> **GIVEN TASK A**
Please retype the part of the word-news roundup below, starting with "In ad words, Fritinancy" and going on through "that are obsolete.".

> **TEXT**
"""

It’s that time again folks! Every Friday we bring you the highlights from our favorite language blogs, and the latest in word news and culture.
It was Fashion Week in New York City this week, and Barnes & Noble Review had several fashion book recommendations, while Entertainment Weekly showed us a dress made of crime novel covers. In addition, Lynneguist talked shoes; the Virtual Linguist examined hauling, in which on YouTube “young people (almost always young women) describe and show their ‘haul’, or latest purchases”; while Fritinancy’s word of the week was ruche, which comes from the French word for beehive, and cringe of the week was Earth shoes.
In ad words, Fritinancy pondered Maker’s-er and pom versus pompis. Robert Lane Greene at Johnson discussed language speed, while at the Macmillan Dictionary Blog, Stan Carey chronicled cyber- words, and Michael Rundell questioned preserving words that are obsolete.

"""

> **GIVEN DATA**
"""

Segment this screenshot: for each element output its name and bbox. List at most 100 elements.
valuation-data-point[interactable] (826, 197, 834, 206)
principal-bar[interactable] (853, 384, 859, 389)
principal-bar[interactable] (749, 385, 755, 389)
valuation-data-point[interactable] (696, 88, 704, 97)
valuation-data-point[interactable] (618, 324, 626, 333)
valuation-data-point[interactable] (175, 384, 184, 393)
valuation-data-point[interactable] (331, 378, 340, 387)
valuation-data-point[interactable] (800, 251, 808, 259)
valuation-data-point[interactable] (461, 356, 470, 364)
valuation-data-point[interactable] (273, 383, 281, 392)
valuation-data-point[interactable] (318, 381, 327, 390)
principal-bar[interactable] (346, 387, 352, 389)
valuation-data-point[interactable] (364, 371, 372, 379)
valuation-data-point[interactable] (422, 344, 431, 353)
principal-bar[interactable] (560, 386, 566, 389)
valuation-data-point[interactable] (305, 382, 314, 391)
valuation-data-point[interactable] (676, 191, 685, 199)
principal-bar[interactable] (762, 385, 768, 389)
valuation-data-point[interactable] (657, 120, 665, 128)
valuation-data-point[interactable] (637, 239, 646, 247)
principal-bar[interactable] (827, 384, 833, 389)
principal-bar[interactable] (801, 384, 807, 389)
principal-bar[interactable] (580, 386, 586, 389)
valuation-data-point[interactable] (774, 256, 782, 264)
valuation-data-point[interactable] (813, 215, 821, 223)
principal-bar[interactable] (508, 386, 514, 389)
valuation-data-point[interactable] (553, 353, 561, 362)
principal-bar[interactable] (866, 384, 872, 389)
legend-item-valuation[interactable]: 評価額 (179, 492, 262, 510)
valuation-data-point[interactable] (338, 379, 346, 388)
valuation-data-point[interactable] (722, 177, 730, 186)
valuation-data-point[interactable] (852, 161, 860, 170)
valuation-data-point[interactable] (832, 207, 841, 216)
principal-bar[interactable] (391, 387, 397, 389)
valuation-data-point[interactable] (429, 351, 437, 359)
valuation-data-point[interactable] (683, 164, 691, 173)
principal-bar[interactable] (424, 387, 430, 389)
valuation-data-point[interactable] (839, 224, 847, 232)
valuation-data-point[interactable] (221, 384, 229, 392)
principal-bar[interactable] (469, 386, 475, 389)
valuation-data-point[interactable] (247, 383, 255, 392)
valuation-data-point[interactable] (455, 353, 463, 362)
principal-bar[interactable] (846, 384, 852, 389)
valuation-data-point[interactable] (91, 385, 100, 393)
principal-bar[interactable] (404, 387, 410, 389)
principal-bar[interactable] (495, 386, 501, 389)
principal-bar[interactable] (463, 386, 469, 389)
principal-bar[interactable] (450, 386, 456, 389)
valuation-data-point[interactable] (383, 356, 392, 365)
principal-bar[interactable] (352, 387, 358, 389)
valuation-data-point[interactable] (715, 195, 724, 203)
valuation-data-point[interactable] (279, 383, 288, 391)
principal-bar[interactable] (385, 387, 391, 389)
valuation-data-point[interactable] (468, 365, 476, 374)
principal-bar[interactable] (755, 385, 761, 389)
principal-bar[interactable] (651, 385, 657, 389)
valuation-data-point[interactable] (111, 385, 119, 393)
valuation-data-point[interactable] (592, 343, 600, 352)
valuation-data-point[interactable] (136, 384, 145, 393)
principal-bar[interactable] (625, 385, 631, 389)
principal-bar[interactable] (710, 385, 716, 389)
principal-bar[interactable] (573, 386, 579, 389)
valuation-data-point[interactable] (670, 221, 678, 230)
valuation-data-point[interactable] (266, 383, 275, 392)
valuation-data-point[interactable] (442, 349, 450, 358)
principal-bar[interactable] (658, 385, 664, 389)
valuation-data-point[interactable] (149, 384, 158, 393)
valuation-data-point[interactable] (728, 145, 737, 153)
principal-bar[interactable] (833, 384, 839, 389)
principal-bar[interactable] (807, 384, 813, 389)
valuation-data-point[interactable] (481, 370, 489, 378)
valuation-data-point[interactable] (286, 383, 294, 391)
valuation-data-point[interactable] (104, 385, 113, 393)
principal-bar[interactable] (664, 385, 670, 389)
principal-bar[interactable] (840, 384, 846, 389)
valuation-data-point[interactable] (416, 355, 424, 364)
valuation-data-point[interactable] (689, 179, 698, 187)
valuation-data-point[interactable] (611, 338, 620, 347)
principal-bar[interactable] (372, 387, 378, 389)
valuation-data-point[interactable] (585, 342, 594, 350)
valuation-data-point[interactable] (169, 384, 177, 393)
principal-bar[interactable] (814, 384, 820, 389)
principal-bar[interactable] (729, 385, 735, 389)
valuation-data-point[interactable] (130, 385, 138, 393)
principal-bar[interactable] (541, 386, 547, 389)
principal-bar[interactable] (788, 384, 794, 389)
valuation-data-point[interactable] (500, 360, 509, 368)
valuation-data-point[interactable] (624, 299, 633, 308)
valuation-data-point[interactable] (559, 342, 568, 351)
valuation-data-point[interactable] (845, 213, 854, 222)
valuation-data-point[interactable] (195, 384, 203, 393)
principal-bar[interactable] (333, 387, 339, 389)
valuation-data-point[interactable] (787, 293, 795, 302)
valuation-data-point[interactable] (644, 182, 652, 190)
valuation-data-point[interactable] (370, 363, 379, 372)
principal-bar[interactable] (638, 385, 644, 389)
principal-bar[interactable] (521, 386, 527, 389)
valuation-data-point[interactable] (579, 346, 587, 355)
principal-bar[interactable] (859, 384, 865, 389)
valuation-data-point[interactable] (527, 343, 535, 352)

"""

> **GIVEN TASK B**
Repeat the lines of the records above word for word, starting with the first line of the records and going on through the line with "valuation-data-point[interactable] (305, 382, 314, 391)", and including both of those lines.

> **FULL SOLUTION A**
In ad words, Fritinancy pondered Maker’s-er and pom versus pompis. Robert Lane Greene at Johnson discussed language speed, while at the Macmillan Dictionary Blog, Stan Carey chronicled cyber- words, and Michael Rundell questioned preserving words that are obsolete.

> **FULL SOLUTION B**
Segment this screenshot: for each element output its name and bbox. List at most 100 elements.
valuation-data-point[interactable] (826, 197, 834, 206)
principal-bar[interactable] (853, 384, 859, 389)
principal-bar[interactable] (749, 385, 755, 389)
valuation-data-point[interactable] (696, 88, 704, 97)
valuation-data-point[interactable] (618, 324, 626, 333)
valuation-data-point[interactable] (175, 384, 184, 393)
valuation-data-point[interactable] (331, 378, 340, 387)
valuation-data-point[interactable] (800, 251, 808, 259)
valuation-data-point[interactable] (461, 356, 470, 364)
valuation-data-point[interactable] (273, 383, 281, 392)
valuation-data-point[interactable] (318, 381, 327, 390)
principal-bar[interactable] (346, 387, 352, 389)
valuation-data-point[interactable] (364, 371, 372, 379)
valuation-data-point[interactable] (422, 344, 431, 353)
principal-bar[interactable] (560, 386, 566, 389)
valuation-data-point[interactable] (305, 382, 314, 391)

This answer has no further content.